**STATED EXERCISE**.
Exactly reproduce the line containing "What text is on this page?" together with every line after it, through the end of the entries, and give nothing more.

Saved entries:

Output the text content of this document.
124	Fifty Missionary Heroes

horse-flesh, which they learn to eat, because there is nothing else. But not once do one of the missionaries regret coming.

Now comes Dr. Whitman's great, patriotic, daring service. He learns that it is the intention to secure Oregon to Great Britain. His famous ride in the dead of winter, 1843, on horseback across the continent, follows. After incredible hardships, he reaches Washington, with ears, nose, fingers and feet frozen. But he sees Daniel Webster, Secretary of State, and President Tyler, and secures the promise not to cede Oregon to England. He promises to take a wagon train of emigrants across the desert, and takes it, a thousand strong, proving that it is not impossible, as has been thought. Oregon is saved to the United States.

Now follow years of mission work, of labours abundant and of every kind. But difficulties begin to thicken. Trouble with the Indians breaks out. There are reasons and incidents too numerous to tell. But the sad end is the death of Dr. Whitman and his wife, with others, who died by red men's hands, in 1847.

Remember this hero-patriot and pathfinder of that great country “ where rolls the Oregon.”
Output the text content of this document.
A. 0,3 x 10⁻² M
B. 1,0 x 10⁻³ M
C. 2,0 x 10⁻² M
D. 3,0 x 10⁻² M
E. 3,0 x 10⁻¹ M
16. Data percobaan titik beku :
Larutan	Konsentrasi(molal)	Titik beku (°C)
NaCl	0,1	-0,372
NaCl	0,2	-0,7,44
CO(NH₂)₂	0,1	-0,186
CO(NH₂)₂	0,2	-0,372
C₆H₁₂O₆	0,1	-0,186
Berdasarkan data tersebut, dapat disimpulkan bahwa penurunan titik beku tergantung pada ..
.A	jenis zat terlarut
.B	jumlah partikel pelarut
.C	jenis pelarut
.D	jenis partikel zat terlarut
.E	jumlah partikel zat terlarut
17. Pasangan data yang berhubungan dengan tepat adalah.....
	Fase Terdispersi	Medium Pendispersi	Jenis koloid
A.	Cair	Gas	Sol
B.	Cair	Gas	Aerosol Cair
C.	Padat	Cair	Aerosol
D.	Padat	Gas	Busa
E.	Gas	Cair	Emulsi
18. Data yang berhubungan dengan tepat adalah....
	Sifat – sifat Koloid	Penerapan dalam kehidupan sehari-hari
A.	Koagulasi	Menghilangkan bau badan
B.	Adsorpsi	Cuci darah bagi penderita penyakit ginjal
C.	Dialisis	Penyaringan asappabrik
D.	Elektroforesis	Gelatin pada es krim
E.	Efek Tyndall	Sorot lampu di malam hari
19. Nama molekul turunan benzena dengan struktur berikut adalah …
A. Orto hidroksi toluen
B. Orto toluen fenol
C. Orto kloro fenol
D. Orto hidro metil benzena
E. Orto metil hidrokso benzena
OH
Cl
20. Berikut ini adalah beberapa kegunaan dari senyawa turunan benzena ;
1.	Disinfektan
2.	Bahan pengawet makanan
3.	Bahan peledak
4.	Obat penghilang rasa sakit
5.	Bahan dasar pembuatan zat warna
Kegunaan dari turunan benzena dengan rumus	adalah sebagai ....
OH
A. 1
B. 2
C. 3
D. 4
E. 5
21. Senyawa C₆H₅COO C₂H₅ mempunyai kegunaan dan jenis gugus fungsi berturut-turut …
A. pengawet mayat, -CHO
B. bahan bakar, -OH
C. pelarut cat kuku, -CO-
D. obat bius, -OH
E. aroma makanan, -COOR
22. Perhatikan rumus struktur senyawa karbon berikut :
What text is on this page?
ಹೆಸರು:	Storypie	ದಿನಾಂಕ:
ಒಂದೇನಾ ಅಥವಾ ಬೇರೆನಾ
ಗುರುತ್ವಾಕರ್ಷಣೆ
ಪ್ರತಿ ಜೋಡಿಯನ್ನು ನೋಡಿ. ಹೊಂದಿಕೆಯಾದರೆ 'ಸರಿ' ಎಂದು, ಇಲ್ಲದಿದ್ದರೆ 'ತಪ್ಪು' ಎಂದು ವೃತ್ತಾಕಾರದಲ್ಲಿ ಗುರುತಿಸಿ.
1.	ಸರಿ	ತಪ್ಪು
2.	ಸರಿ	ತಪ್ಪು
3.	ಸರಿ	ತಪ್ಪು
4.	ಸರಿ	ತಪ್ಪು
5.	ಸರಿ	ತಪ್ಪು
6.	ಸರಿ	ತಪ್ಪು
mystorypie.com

**TASK ANSWER**.
What text is on this page?
ಹೆಸರು:	Storypie	ದಿನಾಂಕ:
ಒಂದೇನಾ ಅಥವಾ ಬೇರೆನಾ
ಗುರುತ್ವಾಕರ್ಷಣೆ
ಪ್ರತಿ ಜೋಡಿಯನ್ನು ನೋಡಿ. ಹೊಂದಿಕೆಯಾದರೆ 'ಸರಿ' ಎಂದು, ಇಲ್ಲದಿದ್ದರೆ 'ತಪ್ಪು' ಎಂದು ವೃತ್ತಾಕಾರದಲ್ಲಿ ಗುರುತಿಸಿ.
1.	ಸರಿ	ತಪ್ಪು
2.	ಸರಿ	ತಪ್ಪು
3.	ಸರಿ	ತಪ್ಪು
4.	ಸರಿ	ತಪ್ಪು
5.	ಸರಿ	ತಪ್ಪು
6.	ಸರಿ	ತಪ್ಪು
mystorypie.com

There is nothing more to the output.